[Data items]
********************

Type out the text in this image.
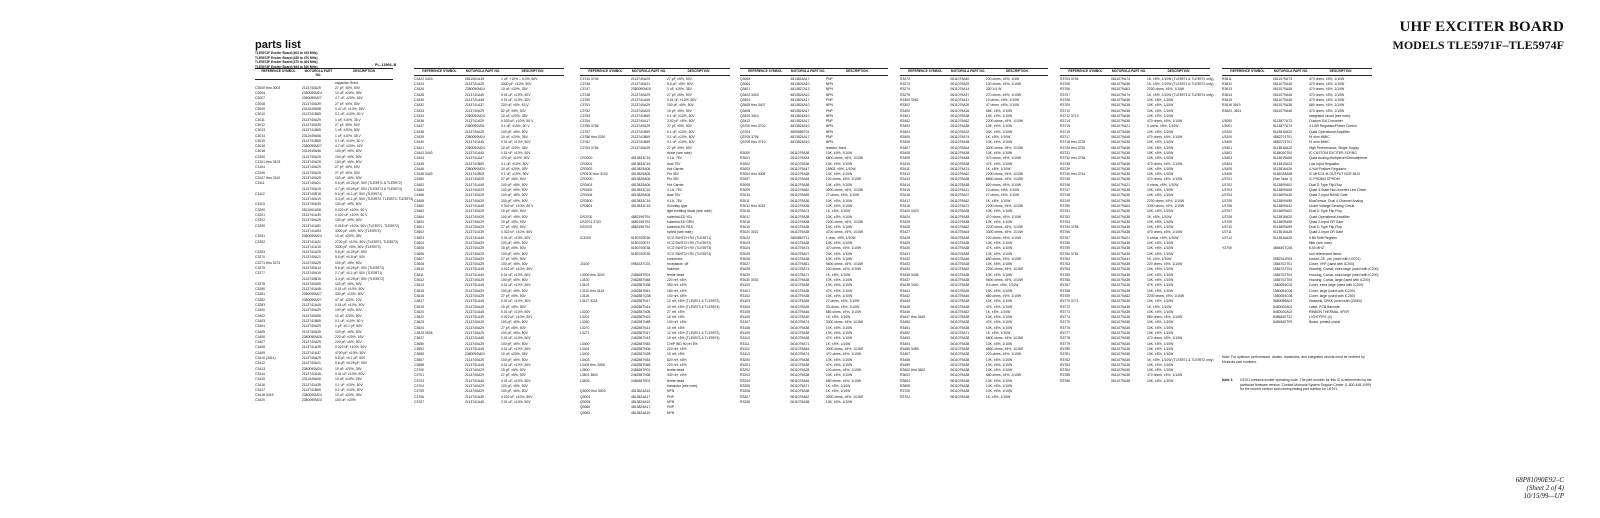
UHF EXCITER BOARD
MODELS TLE5971F–TLE5974F
parts list
TLE5971F Exciter Board (403 to 433 MHz)
TLE5972F Exciter Board (438 to 470 MHz)
TLE5973F Exciter Board (470 to 494 MHz)
TLE5974F Exciter Board (494 to 520 MHz)	PL–13966–B
REFERENCE SYMBOL	MOTOROLA PART NO.
DESCRIPTION
capacitor, fixed:
C3000 thru 3003	2113740A29	27 pF, ±5%, 50V
C3004	2380090M24	10 uF, ±20%, 35V
C3007	2380090M27	4.7 uF, ±20%, 16V
C3008	2113740A39	27 pF, ±5%, 50V
C3009	2311049A98	0.47 uF, ±10%, 35V
C3010	2113741B65	0.1 uF, ±10%, 50 V
C3011	2113740A29	1 uF, ±10%, 35 V
C3012	2113740A39	27 pF, ±5%, 50V
C3013	2113741B65	1 uF, ±20%, 50V
C3014	2311049A56	1 uF, ±10%, 35 V
C3015	2113741B69	0.1 uF, ±10%, 50 V
C3016	2380090M27	4.7 uF, ±20%, 16V
C3018	2311049A56	100 pF, ±5%, 50V
C3100	2113740A29	100 pF, ±5%, 50V
C3101 thru 3103	2113740A29	100 pF, ±5%, 50V
C3104	2113740A29	27 pF, ±5%, 50V
C3106	2113740A29	27 pF, ±5%, 50V
C3107 thru 3110	2113740A29	100 pF, ±5%, 50V
C3111	2113740A21	5.6 pF, ±0.25 pF, 50V (TLE5971 & TLE5972)
2113740A19	4.7 pF, ±0.25 pF, 50V (TLE5973 & TLE5974)
C3112	2113740B15	5.6 pF, ±0.1 pF, 50V (TLE5971)
2113740A19	3.3 pF, ±0.1 pF, 50V (TLE5972, TLE5973, TLE5974)
C3113	2113740A39	100 pF, ±5%, 50V
C3200	0811061A08	0.022 uF, ±10%, 50 V
C3201	2113741A39	0.022 uF, ±10%, 50 V
C3202	2113740A29	100 pF, ±5%, 50V
C3250	2113741A51	0.018 uF, ±10%, 50V (TLE5971, TLE5972)
2113741A53	3300 pF, ±5%, 50V (TLE5974)
C3251	2380090M24	10 uF, ±20%, 35V
C3252	2113741A21	2700 pF, ±10%, 50V (TLE5971, TLE5972)
2113741A15	3300 pF, ±5%, 50V (TLE5973)
C3253	2113741A29	5.6 pF, ±0.25 pF, 50V
C3270	2113740A21	5.6 pF, ±0.5 pF, 50V
C3271 thru 3274	2113740A29	100 pF, ±5%, 50V
C3275	2113740A14	5.6 pF, ±0.25 pF, 50V (TLE5971)
C3277	2113740A15	2.7 pF, ±0.1 pF, 50V (TLE5971)
2113740B15	3.3 pF, ±0.25 pF, 50V (TLE5972)
C3278	2113740A55	100 pF, ±5%, 50V
C3280	2113741A45	0.01 uF, ±10%, 50V
C3281	2380090M27	330 pF, ±10%, 50V
C3282	2380090M27	47 uF, ±20%, 10V
C3283	2113741A45	0.01 uF, ±10%, 50V
C3400	2113740A29	100 pF, ±5%, 50V
C3402	2113740A55	10 uF, ±20%, 50V
C3403	2113741B69	0.1 uF, ±10%, 50 V
C3404	2113740A29	1 pF, ±0.1 pF, 50V
C3405	2113740A39	100 pF, ±5%, 50V
C3406	2380090M26	220 uF, ±20%, 16V
C3407	2113740A29	100 pF, ±5%, 50V
C3408	2113741A39	0.022 uF, ±10%, 50V
C3409	2113741A37	4700 pF, ±10%, 50V
C3410 (3411)	2113740A29	5.6 pF, ±0.1 pF, 50V
C3412	2113740A21	5.6 pF, ±0.25 pF, 50V
C3413	2380090M24	10 uF, ±20%, 35V
C3414	2113741A45	0.01 uF, ±10%, 50V
C3415	2311049A06	10 uF, ±10%, 25V
C3416	2113741A39	0.1 uF, ±10%, 50V
C3417	2113741B69	0.1 uF, ±10%, 50V
C3418 3419	2380090M24	10 uF, ±20%, 35V
C3420	2380090M24	100 uF, ±20%
REFERENCE SYMBOL	MOTOROLA PART NO.	DESCRIPTION
C3422 3423	0811051A19	1 uF, +10% – 0.0%, 60V
C3424	2113741A29	3300 pF, ±10%, 50V
C3426	2380090M24	10 uF, ±20%, 35V
C3428	2113741A45	0.01 uF, ±10%, 50V
C3430	2113741A45	0.01 uF, ±10%, 50V
C3432	2113741A37	220 uF, ±5%, 63 V
C3433	2113740A29	82 pF, ±5%, 50V
C3434	2380090M24	10 uF, ±20%, 35V
C3436	2113741A29	0.033 uF, ±10%, 50 V
C3437	2380090M31	0.1 uF, ±10%, 50 V
C3438	2113740A29	100 pF, ±5%, 50V
C3439	2380090M24	10 uF, ±20%, 35V
C3440	2113741A45	0.01 uF, ±10%, 50V
C3441	2380090M24	10 uF, ±20%, 35V
C3442 3443	2113741A45	0.01 uF, ±10%, 50V
C3444	2113741A47	470 pF, ±10%, 50V
C3445	2113741B69	0.1 uF, ±10%, 50V
C3446	2380090M24	10 uF, ±20%, 35V
C3448 3449	2113741B69	0.1 uF, ±10%, 50V
C3450	2113740A29	27 pF, ±5%, 50V
C3452	2113741A45	100 pF, ±5%, 50V
C3454	2113740A29	100 pF, ±5%, 50V
C3456	2113740A29	100 pF, ±5%, 50V
C3458	2113740A29	100 pF, ±5%, 50V
C3460	2113741A45	0.002 uF, ±10%, 50 V
C3462	2113740A29	15 pF, ±5%, 50V
C3464	2113740A29	100 pF, ±5%, 50V
C3600	2113740A29	15 pF, ±5%, 50V
C3601	2113740A29	27 pF, ±5%, 50V
C3602	2113741A39	0.022 uF, ±10%, 50V
C3603	2113741A45	0.01 uF, ±10%, 50V
C3604	2113740A29	100 pF, ±5%, 50V
C3605	2113740A29	15 pF, ±5%, 50V
C3606	2113740A29	100 pF, ±5%, 50V
C3607	2113740A29	27 pF, ±5%, 50V
C3608	2113740A29	100 pF, ±5%, 50V
C3610	2113741A39	0.022 uF, ±10%, 50V
C3611	2113741A45	0.01 uF, ±10%, 50V
C3612	2113740A29	100 pF, ±5%, 50V
C3614	2113741A45	0.01 uF, ±10%, 50V
C3615	2113740A29	100 pF, ±5%, 50V
C3616	2113740A29	27 pF, ±5%, 50V
C3617	2113741A45	0.01 uF, ±10%, 50V
C3619	2113740A29	15 pF, ±5%, 50V
C3620	2113741A45	0.01 uF, ±10%, 50V
C3622	2113741A39	0.022 uF, ±10%, 50V
C3623	2113740A29	100 pF, ±5%, 50V
C3624	2113740A29	27 pF, ±5%, 50V
C3625 3628	2113740A29	100 pF, ±5%, 50V
C3627	2113741A45	0.01 uF, ±10%, 50V
C3650	2113740A29	100 pF, ±5%, 50V
C3652	2113741A45	0.01 uF, ±10%, 50V
C3655	2380090M24	10 uF, ±20%, 35V
C3657	2113740A29	100 pF, ±5%, 50V
C3658	2113741A45	0.01 uF, ±10%, 50V
C3700	2113740A29	15 pF, ±5%, 50V
C3701	2113740A29	27 pF, ±5%, 50V
C3703	2113741A45	0.01 uF, ±10%, 50V
C3704	2113740A29	100 pF, ±5%, 50V
C3705	2113740A29	100 pF, ±5%, 50V
C3706	2113741A39	0.022 uF, ±10%, 50V
C3707	2113741A45	0.01 uF, ±10%, 50V
REFERENCE SYMBOL	MOTOROLA PART NO.	DESCRIPTION
C3744 3745	2113740A29	27 pF, ±5%, 50V
C3746	2113740A21	5.6 pF, ±5%, 50V
C3747	2380090M15	1 uF, ±20%, 35V
C3748	2113740A29	27 pF, ±5%, 50V
C3750	2113741A45	0.01 uF, ±10%, 50V
C3751	2113740A29	100 pF, ±5%, 50V
C3752	2113740A29	15 pF, ±5%, 50V
C3753	2113741B69	0.1 uF, ±10%, 50V
C3754	2113740A17	3.92 pF, ±5%, 50V
C3755 3756	2113740A29	27 pF, ±5%, 50V
C3757	2113741B69	0.1 uF, ±10%, 50V
C3758 thru 3760	2113741B69	0.1 uF, ±10%, 50V
C3762	2113741B69	0.1 uF, ±10%, 50V
C3763 3764	2113740A29	27 pF, ±5%, 50V
diode (see note):
CR3000	4813833C16	0.1A, 75V
CR3001	4813833C16	dual 70V
CR3002	4813825A06	Hot Carrier
CR3100 thru 3102	4813825A06	Pin 35V
CR3200	4813825A06	Pin 35V
CR3401	4813825A06	Hot Carrier
CR3402	4813833C16	0.1A, 75V
CR3404	4813825A06	dual 70V
CR3500	4813833C16	0.1A, 75V
CR3601	4813833C16	Schottky type
light emitting diode (see note):
DS3700	4882196T04	subminiLED YEL
DS3701 3703	4882196T04	subminiLED GRN
DS3702	4882196T04	subminiLED RED
hybrid (see note):
IC3200	5180700E36	VCO SWITCH RX (TLE5971)
5180700E37	VCO SWITCH RX (TLE5972)
5180700E38	VCO SWITCH RX (TLE5973)
5180700E39	VCO SWITCH RX (TLE5974)
connector:
J3100	0984337G01	receptacle, off
inductor:
L3000 thru 3002	2484657R01	ferrite bead
L3100	2462587N48	220 nH, ±5%
L3101	2462587N38	390 nH, ±5%
L3110 thru 3115	2462587N41	180 nH, ±5%
L3116	2462587Q38	100 nH, ±5%
L3117 3118	2462587N17	12 nH, ±5% (TLE5971 & TLE5972)
2462587N14	10 nH, ±5% (TLE5973 & TLE5974)
L3200	2462587N06	27 nH, ±5%
L3201	2462587N23	15 nH, ±5%
L3260	2462587N65	100 nH, ±5%
L3270	2462587N14	10 nH, ±5%
L3271	2462587N17	12 nH, ±5% (TLE5971 & TLE5972)
2462587N14	10 nH, ±5% (TLE5973 & TLE5974)
L3400	2462587N53	CHIP IND 90 nH 5%
L3401	2462587N06	220 nH, ±5%
L3402	2462587N28	15 nH, ±5%
L3403	2462587N51	820 nH, ±5%
L3404 thru 3406	2462587N48	220 nH, ±5%
L3600	2484657R01	ferrite bead
L3601 3602	2462587N38	330 nH, ±5%
L3603	2484657R01	ferrite bead
transistor (see note):
Q3000 thru 3003	4813824A10	NPN
Q3004	4813824A17	PNP
Q3005	4813824A10	NPN
Q3060	4813824A17	PNP
Q3062	4813824A10	NPN
REFERENCE SYMBOL	MOTOROLA PART NO.	DESCRIPTION
Q3063	4813824A17	PNP
Q3064	4813824A10	NPN
Q3401	4813827A13	NPN
Q3402 3403	4813824A10	NPN
Q3404	4813824A17	PNP
Q3405 thru 3407	4813824A10	NPN
Q3408	4813824A17	PNP
Q3409 3410	4813824A10	NPN
Q3412	4813824A17	PNP
Q3700 thru 3702	4813824A10	NPN
Q3704	4805656T01	NPN
Q3705 3706	4813824A17	PNP
Q3708 thru 3710	4813824A10	NPN
resistor, fixed:
R3000	0611079A38	10K, ±5%, 1/10W
R3001	0611079A34	6800 ohms, ±5%, 1/10W
R3002	0611079A36	10K, ±5%, 1/10W
R3003	0611079A47	15802, ±5%, 1/10W
R3004 thru 3008	0611079A38	10K, ±5%, 1/10W
R3007	0611079A48	100 ohms, ±5%, 1/10W
R3008	0611079A38	10K, ±5%, 1/10W
R3009	0611079A62	3900 ohms, ±5%, 1/10W
R3010	0611079A55	27 ohms, ±5%, 1/10W
R3011	0611079A36	10K, ±5%, 1/10W
R3012 thru 3015	0611079A38	10K, ±5%, 1/10W
R3016	0611079A74	1K, ±5%, 1/10W
R3017	0611079A38	10K, ±5%, 1/10W
R3018	0611079A38	2200 ohms, ±5%, 1/10W
R3019	0611079A38	10K, ±5%, 1/10W
R3020 3021	0611079A38	4700 ohms, ±5%, 1/10W
R3022	0660862T11	1 ohm, ±5%, 1/10W
R3023	0611079A38	10K, ±5%, 1/10W
R3024	0611079A74	470 ohms, ±5%, 1/10W
R3025	0611079A07	20K, ±5%, 1/10W
R3026	0611079A38	10K, ±5%, 1/10W
R3027	0611079A61	5600 ohms, ±5%, 1/10W
R3028	0611079A74	100 ohms, ±5%, 1/10W
R3029	0611079A71	1K, ±5%, 1/10W
R3030 3031	0611079A38	10K, ±5%, 1/10W
R3100	0611079A38	10K, ±5%, 1/10W
R3101	0611079A38	47K, ±5%, 1/10W
R3102	0611079A38	10K, ±5%, 1/10W
R3103	0611079A55	27 ohms, ±5%, 1/10W
R3104	0611079A38	33 ohms, ±5%, 1/10W
R3105	0611079A46	680 ohms, ±5%, 1/10W
R3106	0611079A30	1K, ±5%, 1/10W
R3107	0611079A74	3300 ohms, ±5%, 1/10W
R3108	0611079A38	10K, ±5%, 1/10W
R3109	0611079A38	10K, ±5%, 1/10W
R3110	0611079A38	47K, ±5%, 1/10W
R3111	0611079A71	1K, ±5%, 1/10W
R3112	0611079A64	3300 ohms, ±5%, 1/10W
R3113	0611079A74	470 ohms, ±5%, 1/10W
R3200	0611079A38	10K, ±5%, 1/10W
R3201	0611079A38	47K, ±5%, 1/10W
R3202	0611079A28	100 ohms, ±5%, 1/10W
R3203	0611079A38	10K, ±5%, 1/10W
R3204	0611079A46	680 ohms, ±5%, 1/10W
R3205	0611079A71	1K, ±5%, 1/10W
R3206	0611079A38	1K, ±5%, 1/10W
R3207	0611079A62	3900 ohms, ±5%, 1/10W
R3208	0611079A38	10K, ±5%, 1/10W
REFERENCE SYMBOL	MOTOROLA PART NO.	DESCRIPTION
R3272	0611079A40	200 ohms, ±5%, 1/4W
R3273	0611079A29	100 ohms, ±5%, 1/10W
R3274	0611079A14	330 1/4 W
R3275	0611079A37	270 ohms, ±5%, 1/10W
R3300 3062	0611079A11	10 ohms, ±5%, 1/10W
R3302	0611079A26	47 ohms, ±5%, 1/10W
R3400	0611079A16	56K, ±5%, 1/10W
R3401	0611079A38	10K, ±5%, 1/10W
R3402	0611079A62	2200 ohms, ±5%, 1/10W
R3403	0611079A38	10K, ±5%, 1/10W
R3404	0611079A32	33K, ±5%, 1/10W
R3405	0611079A74	1K, ±5%, 1/10W
R3406	0611079A38	10K, ±5%, 1/10W
R3407	0611079A64	3300 ohms, ±5%, 1/10W
R3408	0611079A38	10K, ±5%, 1/10W
R3409	0611079A48	470 ohms, ±5%, 1/10W
R3410	0611079A38	47K, ±5%, 1/10W
R3411	0611079A74	1K, ±5%, 1/10W
R3412	0611079A62	2200 ohms, ±5%, 1/10W
R3413	0611079A38	6800 ohms, ±5%, 1/10W
R3414	0611079A38	820 ohms, ±5%, 1/10W
R3415	0611079A11	10 ohms, ±5%, 1/10W
R3416	0611079A37	27 ohms, ±5%, 1/10W
R3417	0611079A62	1K, ±5%, 1/10W
R3418	0611079A72	2200 ohms, ±5%, 1/10W
R3420 3423	0611079A38	10K, ±5%, 1/10W
R3424	0611079A48	470 ohms, ±5%, 1/10W
R3425	0611079A38	10K, ±5%, 1/10W
R3426	0611079A62	2200 ohms, ±5%, 1/10W
R3427	0611079A64	3300 ohms, ±5%, 1/10W
R3428	0611079A38	100 ohms, ±5%, 1/10W
R3429	0611079A38	10K, ±5%, 1/10W
R3430	0611079A38	47K, ±5%, 1/10W
R3431	0611079A38	10K, ±5%, 1/10W
R3432	0611079A46	680 ohms, ±5%, 1/10W
R3433	0611079A38	10K, ±5%, 1/10W
R3434	0611079A62	2200 ohms, ±5%, 1/10W
R3435 3436	0611079A38	10K, ±5%, 1/10W
R3437	0611079A38	5600 ohms, ±5%, 1/10W
R3438 3440	0611079A38	5.6 ohm, ±5%, 1/10W
R3441	0611079A38	10K, ±5%, 1/10W
R3442	0611079A46	680 ohms, ±5%, 1/10W
R3444	0611079A38	10K, ±5%, 1/10W
R3445	0611079A38	47K, ±5%, 1/10W
R3446	0611079A62	1K, ±5%, 1/10W
R3447 thru 3449	0611079A38	10K, ±5%, 1/10W
R3450	0611079A38	47K, ±5%, 1/10W
R3451	0611079A38	10K, ±5%, 1/10W
R3452	0611079A71	1K, ±5%, 1/10W
R3453	0611079A38	6800 ohms, ±5%, 1/10W
R3454	0611079A38	10K, ±5%, 1/10W
R3455 3456	0611079A38	6800 ohms, ±5%, 1/10W
R3457	0611079A38	220 ohms, ±5%, 1/10W
R3458	0611079A38	10K, ±5%, 1/10W
R3459	0611079A38	10K, ±5%, 1/10W
R3600 thru 3602	0611079A38	10K, ±5%, 1/10W
R3603	0611079A38	680 ohms, ±5%, 1/10W
R3604	0611079A38	10K, ±5%, 1/10W
R3605	0611079A38	10K, ±5%, 1/10W
R3700	0611079A38	10K, ±5%, 1/10W
R3702	0611079A38	1K, ±5%, 1/10W
REFERENCE SYMBOL	MOTOROLA PART NO.	DESCRIPTION
R3703 3704	0611079A74	1K, ±5%, 1/10W (TLE5971 & TLE5972 only)
R3705	0611079A38	1K, ±5%, 1/10W (TLE5971 & TLE5972 only)
R3706	0611079A62	2200 ohms, ±5%, 1/10W
R3707	0611079A74	1K, ±5%, 1/10W (TLE5973 & TLE5974 only)
R3708	0611079A38	10K, ±5%, 1/10W
R3709	0611079A38	10K, ±5%, 1/10W
R3710	0611079A38	10K, ±5%, 1/10W
R3712 3713	0611079A38	10K, ±5%, 1/10W
R3714	0611079A38	470 ohms, ±5%, 1/10W
R3715	0611079A21	0 ohms, ±5%, 1/10W
R3716	0611079A38	10K, ±5%, 1/10W
R3717	0611079A48	470 ohms, ±5%, 1/10W
R3718 thru 3725	0611079A38	10K, ±5%, 1/10W
R3726 thru 3730	0611079A38	10K, ±5%, 1/10W
R3731	0611079A38	10K, ±5%, 1/10W
R3732 thru 3736	0611079A38	10K, ±5%, 1/10W
R3738	0611079A38	470 ohms, ±5%, 1/10W
R3739	0611079A38	10K, ±5%, 1/10W
R3740 thru 3744	0611079A38	10K, ±5%, 1/10W
R3745	0611079A38	470 ohms, ±5%, 1/10W
R3746	0611079A21	0 ohms, ±5%, 1/10W
R3747	0611079A38	10K, ±5%, 1/10W
R3748	0611079A38	10K, ±5%, 1/10W
R3749	0611079A38	2200 ohms, ±5%, 1/10W
R3750	0611079A64	3300 ohms, ±5%, 1/10W
R3751	0611079A38	10K, ±5%, 1/10W
R3752	0611079A38	1K, ±5%, 1/10W
R3753	0611079A38	10K, ±5%, 1/10W
R3754 3755	0611079A38	10K, ±5%, 1/10W
R3756	0611079A38	470 ohms, ±5%, 1/10W
R3757	0611079A21	0 ohms, ±5%, 1/10W
R3758	0611079A38	10K, ±5%, 1/10W
R3759	0611079A38	10K, ±5%, 1/10W
R3760 3761	0611079A38	10K, ±5%, 1/10W
R3762	0611079A41	1K, ±5%, 1/10W
R3763	0611079A38	220 ohms, ±5%, 1/10W
R3764	0611079A38	10K, ±5%, 1/10W
R3765	0611079A38	10K, ±5%, 1/10W
R3766	0611079A38	10K, ±5%, 1/10W
R3767	0611079A38	47K, ±5%, 1/10W
R3768	0611079A38	10K, ±5%, 1/10W
R3769	0611079A62	2200 ohms, ±5%, 1/10W
R3770 3771	0611079A38	10K, ±5%, 1/10W
R3772	0611079A38	1K, ±5%, 1/10W
R3773	0611079A38	10K, ±5%, 1/10W
R3774	0611079A38	680 ohms, ±5%, 1/10W
R3775	0611079A38	10K, ±5%, 1/10W
R3776	0611079A38	10K, ±5%, 1/10W
R3777	0611079A38	10K, ±5%, 1/10W
R3778	0611079A38	470 ohms, ±5%, 1/10W
R3779	0611079A38	10K, ±5%, 1/10W
R3780	0611079A38	10K, ±5%, 1/10W
R3781	0611079A38	10K, ±5%, 1/10W
R3782	0611079A38	1K, ±5%, 1/10W (TLE5971 & TLE5972 only)
R3783	0611079A38	10K, ±5%, 1/10W
R3784	0611079A38	10K, ±5%, 1/10W
R3785	0611079A38	470 ohms, ±5%, 1/10W
R3786	0611079A38	10K, ±5%, 1/10W
REFERENCE SYMBOL	MOTOROLA PART NO.	DESCRIPTION
R3611	0611079A73	470 ohms, ±5%, 1/10W
R3612	0611079A48	470 ohms, ±5%, 1/10W
R3613	0611079A48	470 ohms, ±5%, 1/10W
R3614	0611079A48	470 ohms, ±5%, 1/10W
R3615	0611079A48	470 ohms, ±5%, 1/10W
R3616 3619	0611079A38	680 ohms, ±5%, 1/10W
R3620, 3621	0611079A48	470 ohms, ±5%, 1/10W
integrated circuit (see note):
U3000	5113877A73	Custom D/A Converter
U3001	5113877A73	4.10W Regulator/Power Control
U3100	5113816A20	Quad Operational Amplifier
U3200	4882274T01	Hi ohm MMIC
U3400	4882274T01	Hi ohm MMIC
U3401	5113816A20	High Performance, Single Supply
U3402	5184000T04	IC CUSTOM EXCITER SCRNG
U3403	5113819A08	Quad Analog Multiplexer/Demultiplexer
U3404	5113819A24	Low Input Regulator
U3405	5113816A26	4-Volt Positive Regulator
U3406	5184028A98	IC MHC11 M-OUTPUT NCR MUX
U3701	(See Note 1)	IC PROMO EPROM
U3702	5113809A02	Dual D-Type Flip-Flop
U3703	5113809A08	Quad 3-State Non-Inverter Line Driver
U3704	5113809A30	Quad 2-Input NAND Gate
U3705	5113809A90	MuxDemux, Dual 4-Channel Analog
U3706	5113809A42	Under Voltage Sensing Circuit
U3707	5113809A02	Dual D-Type Flip-Flop
U3708	5113816A20	Quad Operational Amplifier
U3709	5113809A95	Quad 2-Input OR Gate
U3710	5113809A99	Dual D-Type Flip-Flop
U3711	5113816A26	Quad 2-Input OR Gate
U3712	5113816A26	5 Bit Shift Register
filter (see note):
Y3700	4884407Q01	8.00 MHZ
non-referenced items:
0982341R01	socket, 28 - pin (used with U3701)
1584702T01	Cover, VHF (used with IC200)
1584702T04	Housing, Comal, extra large (used with IC200)
1584702T04	Housing, Comal, extra large (used with IC200)
1584702T05	Housing, Comal, large (used with IC200)
1580054C02	Cover, extra large (used with IC200)
1580054C06	Cover, large (used with IC200)
1580054C08	Cover, large (used with IC200)
3680056A01	Heatsink, DPAK (used with Q3064)
8480000A01	Label, PCB Barcode
8480000A02	RIBBON THERMAL XFER
8484849T12	LIGHTPIPE (4)
8484849T09	Board, printed circuit
Note: For optimum performance, diodes, transistors, and integrated circuits must be ordered by Motorola part numbers.
Note 1. U3701 contains exciter operating code. The part number for this IC is determined by the particular firmware version. Contact Motorola System Support Center (1-800-448-1099) for the current version and corresponding part number for U3701.
68P81090E92–C
(Sheet 2 of 4)
10/15/99—UP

********************

Copy each line that contains the word "SWITCH".

◆ THE SOLUTION ◆
IC3200	5180700E36	VCO SWITCH RX (TLE5971)
5180700E37	VCO SWITCH RX (TLE5972)
5180700E38	VCO SWITCH RX (TLE5973)
5180700E39	VCO SWITCH RX (TLE5974)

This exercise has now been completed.